### LISTING
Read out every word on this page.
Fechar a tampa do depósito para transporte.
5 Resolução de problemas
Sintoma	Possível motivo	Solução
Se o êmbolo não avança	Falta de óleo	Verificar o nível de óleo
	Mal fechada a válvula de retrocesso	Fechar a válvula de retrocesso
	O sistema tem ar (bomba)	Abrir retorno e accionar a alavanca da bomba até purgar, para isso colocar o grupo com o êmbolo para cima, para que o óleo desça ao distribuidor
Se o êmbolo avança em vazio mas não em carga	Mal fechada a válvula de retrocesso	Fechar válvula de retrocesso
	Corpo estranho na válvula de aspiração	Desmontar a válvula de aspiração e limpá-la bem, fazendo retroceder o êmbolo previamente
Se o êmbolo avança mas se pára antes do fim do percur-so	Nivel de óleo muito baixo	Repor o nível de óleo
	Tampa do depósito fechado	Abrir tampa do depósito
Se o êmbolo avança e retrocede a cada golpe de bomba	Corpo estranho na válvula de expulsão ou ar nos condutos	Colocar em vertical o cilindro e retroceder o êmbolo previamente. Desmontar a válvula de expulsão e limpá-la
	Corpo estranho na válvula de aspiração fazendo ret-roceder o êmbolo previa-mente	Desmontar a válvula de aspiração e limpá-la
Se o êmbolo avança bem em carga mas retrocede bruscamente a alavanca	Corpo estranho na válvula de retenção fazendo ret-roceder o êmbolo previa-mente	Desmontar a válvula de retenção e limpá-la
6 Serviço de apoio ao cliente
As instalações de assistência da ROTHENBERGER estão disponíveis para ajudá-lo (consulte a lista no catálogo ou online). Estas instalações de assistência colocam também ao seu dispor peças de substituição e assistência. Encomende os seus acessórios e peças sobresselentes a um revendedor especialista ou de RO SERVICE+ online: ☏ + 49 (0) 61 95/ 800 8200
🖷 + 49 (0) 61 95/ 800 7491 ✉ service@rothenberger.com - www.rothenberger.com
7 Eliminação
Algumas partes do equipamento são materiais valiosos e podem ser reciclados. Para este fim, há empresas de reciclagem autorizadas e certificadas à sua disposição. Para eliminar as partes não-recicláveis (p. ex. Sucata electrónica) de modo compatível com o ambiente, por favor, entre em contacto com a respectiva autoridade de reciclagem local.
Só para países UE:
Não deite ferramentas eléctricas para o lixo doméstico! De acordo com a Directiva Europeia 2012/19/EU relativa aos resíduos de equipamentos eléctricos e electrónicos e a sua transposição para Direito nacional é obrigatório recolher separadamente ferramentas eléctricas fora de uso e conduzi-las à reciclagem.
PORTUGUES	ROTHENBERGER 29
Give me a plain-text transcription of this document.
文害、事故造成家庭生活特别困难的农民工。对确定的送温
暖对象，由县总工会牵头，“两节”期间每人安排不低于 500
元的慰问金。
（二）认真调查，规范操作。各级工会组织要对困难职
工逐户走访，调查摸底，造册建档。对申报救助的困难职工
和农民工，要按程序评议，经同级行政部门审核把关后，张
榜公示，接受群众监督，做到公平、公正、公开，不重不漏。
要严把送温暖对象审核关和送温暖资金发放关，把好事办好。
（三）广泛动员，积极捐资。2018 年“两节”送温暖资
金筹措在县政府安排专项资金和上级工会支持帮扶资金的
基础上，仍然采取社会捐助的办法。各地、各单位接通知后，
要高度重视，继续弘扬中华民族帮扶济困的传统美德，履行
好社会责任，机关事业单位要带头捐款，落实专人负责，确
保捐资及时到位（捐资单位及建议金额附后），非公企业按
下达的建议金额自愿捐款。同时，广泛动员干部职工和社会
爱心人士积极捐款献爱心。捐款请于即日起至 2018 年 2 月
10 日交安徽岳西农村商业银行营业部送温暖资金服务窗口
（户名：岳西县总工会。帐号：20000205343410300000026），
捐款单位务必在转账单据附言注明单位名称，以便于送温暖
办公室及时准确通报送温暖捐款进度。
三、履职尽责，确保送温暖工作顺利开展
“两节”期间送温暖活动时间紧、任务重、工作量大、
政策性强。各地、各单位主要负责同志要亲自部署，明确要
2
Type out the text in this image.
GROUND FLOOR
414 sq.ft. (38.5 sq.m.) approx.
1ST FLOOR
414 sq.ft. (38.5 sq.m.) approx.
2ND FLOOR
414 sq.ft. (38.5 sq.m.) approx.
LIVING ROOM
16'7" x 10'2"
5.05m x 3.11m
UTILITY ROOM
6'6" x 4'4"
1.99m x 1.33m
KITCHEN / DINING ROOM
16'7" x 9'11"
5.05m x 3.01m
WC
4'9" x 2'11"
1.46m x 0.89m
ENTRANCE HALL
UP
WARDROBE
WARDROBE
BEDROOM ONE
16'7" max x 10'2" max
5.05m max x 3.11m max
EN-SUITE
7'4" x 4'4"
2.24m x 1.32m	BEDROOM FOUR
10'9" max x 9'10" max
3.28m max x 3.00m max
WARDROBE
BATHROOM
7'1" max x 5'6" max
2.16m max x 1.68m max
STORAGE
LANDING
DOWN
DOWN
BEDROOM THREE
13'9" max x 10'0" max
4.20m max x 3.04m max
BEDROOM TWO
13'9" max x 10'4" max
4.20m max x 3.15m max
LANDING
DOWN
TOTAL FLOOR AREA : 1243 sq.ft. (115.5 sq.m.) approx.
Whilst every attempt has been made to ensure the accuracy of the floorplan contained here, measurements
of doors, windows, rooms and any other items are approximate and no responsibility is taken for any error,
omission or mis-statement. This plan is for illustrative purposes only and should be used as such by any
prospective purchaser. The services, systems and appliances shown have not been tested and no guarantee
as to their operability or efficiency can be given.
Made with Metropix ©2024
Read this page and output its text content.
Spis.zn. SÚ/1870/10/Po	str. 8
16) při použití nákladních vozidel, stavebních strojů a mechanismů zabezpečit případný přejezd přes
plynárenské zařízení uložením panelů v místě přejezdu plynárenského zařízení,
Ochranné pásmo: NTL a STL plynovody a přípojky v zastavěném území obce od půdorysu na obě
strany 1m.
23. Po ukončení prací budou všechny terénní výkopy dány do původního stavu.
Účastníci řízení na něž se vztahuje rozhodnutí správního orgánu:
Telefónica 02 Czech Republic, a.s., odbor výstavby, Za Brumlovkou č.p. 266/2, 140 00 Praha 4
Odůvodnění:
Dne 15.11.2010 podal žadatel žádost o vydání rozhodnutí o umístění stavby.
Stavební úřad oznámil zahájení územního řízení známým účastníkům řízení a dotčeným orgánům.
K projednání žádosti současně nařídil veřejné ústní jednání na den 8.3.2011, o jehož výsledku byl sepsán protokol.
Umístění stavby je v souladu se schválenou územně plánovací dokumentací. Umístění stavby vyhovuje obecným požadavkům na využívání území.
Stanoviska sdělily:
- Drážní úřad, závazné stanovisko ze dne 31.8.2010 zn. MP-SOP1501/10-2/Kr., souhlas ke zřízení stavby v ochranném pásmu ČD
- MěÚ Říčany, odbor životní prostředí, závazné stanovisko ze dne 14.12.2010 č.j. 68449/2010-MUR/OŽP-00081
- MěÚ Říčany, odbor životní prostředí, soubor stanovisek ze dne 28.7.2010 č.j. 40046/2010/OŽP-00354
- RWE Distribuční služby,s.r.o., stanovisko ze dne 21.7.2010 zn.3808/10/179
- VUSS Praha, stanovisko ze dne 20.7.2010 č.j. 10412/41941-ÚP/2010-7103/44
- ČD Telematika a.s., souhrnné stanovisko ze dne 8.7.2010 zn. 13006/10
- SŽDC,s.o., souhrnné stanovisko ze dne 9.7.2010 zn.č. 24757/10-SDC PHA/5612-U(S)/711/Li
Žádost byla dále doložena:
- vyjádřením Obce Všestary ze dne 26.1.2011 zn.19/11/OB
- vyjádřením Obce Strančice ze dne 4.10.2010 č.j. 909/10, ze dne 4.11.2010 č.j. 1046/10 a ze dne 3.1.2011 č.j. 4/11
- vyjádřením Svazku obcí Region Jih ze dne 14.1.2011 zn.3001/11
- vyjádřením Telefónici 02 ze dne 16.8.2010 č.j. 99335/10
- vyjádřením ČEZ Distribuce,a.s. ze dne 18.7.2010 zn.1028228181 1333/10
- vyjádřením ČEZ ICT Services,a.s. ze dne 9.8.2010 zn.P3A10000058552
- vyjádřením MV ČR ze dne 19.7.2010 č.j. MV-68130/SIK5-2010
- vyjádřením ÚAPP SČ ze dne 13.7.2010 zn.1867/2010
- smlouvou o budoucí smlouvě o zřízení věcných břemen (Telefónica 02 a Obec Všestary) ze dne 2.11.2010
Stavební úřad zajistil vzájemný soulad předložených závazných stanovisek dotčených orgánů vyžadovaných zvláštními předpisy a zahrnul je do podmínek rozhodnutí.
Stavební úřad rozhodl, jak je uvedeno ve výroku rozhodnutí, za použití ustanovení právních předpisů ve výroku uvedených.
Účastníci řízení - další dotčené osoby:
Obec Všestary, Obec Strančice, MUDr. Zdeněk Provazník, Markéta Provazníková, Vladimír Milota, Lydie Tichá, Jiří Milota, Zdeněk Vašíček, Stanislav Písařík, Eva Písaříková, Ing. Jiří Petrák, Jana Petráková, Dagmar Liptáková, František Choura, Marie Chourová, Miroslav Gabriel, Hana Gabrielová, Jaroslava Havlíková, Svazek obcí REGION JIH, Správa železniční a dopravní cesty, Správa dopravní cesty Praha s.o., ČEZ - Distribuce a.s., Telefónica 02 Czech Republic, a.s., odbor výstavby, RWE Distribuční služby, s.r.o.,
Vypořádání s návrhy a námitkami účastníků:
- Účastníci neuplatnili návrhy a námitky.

### DIRECTIONS
Identify and copy lines that hold the string "retroceder".

### TASK SOLUTION
	Corpo estranho na válvula de aspiração	Desmontar a válvula de aspiração e limpá-la bem, fazendo retroceder o êmbolo previamente
Se o êmbolo avança e retrocede a cada golpe de bomba	Corpo estranho na válvula de expulsão ou ar nos condutos	Colocar em vertical o cilindro e retroceder o êmbolo previamente. Desmontar a válvula de expulsão e limpá-la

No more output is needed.